## [WHAT YOU SHOULD DO]
How many lines in the entries below contain "text"? Answer with the number only.

## [DATA TO USE]
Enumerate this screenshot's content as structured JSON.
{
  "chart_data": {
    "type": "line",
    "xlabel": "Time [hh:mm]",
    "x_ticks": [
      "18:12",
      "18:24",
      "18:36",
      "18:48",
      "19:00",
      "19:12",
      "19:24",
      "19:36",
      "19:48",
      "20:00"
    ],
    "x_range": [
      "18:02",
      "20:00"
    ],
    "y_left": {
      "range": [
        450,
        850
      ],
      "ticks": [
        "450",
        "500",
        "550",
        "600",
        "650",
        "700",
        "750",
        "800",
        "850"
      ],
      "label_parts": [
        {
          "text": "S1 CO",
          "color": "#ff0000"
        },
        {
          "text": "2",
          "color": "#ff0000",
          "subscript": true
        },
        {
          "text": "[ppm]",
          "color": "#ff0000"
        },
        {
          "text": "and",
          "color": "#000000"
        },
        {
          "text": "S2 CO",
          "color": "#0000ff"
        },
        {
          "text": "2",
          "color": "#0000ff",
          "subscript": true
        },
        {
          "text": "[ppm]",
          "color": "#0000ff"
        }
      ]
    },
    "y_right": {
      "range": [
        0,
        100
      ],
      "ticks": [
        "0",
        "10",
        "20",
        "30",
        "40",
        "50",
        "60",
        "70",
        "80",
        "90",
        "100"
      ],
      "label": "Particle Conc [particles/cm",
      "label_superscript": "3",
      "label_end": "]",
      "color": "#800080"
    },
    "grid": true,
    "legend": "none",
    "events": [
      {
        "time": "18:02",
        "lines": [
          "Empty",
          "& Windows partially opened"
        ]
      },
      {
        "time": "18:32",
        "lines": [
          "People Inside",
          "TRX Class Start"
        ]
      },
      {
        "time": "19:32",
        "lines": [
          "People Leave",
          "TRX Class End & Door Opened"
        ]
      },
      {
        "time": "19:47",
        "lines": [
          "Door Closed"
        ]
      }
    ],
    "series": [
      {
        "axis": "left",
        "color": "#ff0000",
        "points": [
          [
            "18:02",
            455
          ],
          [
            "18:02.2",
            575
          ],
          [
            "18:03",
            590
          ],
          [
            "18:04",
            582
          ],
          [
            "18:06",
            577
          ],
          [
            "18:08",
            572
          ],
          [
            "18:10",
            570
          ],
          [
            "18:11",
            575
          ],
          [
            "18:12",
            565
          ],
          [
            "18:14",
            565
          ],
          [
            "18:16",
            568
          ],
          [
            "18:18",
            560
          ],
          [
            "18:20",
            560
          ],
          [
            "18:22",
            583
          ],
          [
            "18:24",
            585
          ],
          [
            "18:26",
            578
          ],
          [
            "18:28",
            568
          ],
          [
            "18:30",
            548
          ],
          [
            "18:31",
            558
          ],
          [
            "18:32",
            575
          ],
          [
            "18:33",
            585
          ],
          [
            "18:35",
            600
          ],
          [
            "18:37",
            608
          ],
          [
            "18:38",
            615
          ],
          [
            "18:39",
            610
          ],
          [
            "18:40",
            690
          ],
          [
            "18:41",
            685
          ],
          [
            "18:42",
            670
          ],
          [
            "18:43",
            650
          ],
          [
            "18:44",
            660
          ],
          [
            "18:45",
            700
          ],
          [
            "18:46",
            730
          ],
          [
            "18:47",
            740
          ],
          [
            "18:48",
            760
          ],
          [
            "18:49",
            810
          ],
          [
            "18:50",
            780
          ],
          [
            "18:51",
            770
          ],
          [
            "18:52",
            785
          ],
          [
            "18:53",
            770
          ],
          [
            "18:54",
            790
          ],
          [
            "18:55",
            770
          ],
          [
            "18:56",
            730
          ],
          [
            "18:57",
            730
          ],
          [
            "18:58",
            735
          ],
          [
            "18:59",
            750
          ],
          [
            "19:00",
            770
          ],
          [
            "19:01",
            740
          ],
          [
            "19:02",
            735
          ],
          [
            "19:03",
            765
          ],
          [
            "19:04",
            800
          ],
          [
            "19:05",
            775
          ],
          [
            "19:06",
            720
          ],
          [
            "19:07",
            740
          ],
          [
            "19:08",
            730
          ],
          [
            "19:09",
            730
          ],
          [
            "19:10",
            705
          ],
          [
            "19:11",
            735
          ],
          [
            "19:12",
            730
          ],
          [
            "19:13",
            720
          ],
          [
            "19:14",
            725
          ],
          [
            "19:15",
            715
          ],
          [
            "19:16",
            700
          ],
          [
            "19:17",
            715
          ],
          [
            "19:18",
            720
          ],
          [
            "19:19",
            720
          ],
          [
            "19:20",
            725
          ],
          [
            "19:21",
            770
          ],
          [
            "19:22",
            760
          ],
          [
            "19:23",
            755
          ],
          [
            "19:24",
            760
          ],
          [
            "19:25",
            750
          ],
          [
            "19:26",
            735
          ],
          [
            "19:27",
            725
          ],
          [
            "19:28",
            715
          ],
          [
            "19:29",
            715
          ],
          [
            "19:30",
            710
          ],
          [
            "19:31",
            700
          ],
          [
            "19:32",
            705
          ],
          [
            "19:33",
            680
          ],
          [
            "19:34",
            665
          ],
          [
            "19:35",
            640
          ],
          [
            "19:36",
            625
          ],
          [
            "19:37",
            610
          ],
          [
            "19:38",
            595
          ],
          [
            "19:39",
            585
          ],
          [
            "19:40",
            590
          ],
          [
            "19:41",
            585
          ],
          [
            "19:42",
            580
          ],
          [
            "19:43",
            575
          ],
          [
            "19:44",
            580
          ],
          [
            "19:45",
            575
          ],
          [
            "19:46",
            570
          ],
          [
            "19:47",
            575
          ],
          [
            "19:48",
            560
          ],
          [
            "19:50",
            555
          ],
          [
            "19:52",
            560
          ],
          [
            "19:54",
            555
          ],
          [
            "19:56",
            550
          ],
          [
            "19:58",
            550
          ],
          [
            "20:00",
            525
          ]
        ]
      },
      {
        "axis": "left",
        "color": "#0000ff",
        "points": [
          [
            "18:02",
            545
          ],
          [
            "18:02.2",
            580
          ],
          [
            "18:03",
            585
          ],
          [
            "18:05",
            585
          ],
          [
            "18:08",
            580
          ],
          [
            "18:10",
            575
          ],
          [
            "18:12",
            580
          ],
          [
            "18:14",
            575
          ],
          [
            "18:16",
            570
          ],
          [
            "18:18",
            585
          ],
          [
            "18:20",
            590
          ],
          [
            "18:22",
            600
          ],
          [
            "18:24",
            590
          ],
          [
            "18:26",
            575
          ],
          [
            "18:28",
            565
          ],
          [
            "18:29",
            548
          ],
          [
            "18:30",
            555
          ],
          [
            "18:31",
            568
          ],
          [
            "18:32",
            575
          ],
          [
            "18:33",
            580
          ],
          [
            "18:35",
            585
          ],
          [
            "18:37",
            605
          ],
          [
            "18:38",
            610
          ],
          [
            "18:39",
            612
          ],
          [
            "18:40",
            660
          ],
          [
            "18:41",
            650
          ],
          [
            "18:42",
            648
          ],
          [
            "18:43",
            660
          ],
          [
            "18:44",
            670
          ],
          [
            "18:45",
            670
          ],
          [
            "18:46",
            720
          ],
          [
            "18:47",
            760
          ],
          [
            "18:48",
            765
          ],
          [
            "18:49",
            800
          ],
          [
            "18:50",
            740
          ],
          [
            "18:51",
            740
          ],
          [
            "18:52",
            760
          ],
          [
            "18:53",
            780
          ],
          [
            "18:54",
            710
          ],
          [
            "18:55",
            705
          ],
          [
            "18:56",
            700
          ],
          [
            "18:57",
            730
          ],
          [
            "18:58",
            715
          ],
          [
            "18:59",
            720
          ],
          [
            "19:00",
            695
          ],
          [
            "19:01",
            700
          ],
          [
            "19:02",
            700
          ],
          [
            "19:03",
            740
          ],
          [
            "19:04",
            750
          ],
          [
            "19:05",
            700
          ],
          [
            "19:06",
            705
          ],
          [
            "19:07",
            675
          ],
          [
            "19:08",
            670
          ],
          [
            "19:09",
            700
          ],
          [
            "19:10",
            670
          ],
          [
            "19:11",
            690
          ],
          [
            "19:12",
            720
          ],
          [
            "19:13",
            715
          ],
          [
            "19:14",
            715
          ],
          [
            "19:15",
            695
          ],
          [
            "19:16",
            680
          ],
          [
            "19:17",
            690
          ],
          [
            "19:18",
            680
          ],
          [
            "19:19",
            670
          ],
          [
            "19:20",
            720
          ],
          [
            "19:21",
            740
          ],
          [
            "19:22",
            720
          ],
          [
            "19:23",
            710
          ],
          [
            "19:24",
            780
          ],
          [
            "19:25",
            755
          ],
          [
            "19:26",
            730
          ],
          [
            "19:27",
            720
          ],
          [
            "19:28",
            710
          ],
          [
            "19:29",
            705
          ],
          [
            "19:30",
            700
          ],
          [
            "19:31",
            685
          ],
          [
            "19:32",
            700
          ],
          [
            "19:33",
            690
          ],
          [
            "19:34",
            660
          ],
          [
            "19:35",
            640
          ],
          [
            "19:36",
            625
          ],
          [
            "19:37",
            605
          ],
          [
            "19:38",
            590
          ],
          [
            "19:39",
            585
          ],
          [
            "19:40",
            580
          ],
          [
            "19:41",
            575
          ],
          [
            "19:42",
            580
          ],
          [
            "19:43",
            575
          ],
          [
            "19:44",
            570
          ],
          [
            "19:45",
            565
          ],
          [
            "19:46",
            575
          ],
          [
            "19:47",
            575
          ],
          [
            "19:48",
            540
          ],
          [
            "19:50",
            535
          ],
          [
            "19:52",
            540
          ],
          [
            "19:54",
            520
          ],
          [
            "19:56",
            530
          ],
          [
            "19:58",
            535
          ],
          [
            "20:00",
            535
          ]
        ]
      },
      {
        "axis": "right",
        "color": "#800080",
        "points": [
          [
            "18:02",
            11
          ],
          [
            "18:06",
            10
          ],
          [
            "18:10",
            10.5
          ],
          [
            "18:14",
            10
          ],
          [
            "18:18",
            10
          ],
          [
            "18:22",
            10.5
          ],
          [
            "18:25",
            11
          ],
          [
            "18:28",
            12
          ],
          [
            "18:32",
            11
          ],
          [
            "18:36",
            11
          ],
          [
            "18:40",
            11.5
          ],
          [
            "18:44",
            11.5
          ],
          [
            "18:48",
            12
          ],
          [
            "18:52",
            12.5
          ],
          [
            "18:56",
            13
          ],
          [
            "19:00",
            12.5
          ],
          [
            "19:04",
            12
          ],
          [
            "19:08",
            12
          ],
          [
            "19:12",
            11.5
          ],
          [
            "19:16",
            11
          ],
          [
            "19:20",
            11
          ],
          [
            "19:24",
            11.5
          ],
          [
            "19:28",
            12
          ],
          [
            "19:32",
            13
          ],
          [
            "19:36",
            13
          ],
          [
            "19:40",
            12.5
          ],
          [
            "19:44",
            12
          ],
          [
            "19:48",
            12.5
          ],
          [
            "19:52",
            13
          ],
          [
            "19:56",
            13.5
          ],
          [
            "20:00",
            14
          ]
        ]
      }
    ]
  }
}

## [COMPLETE RESPONSE]
7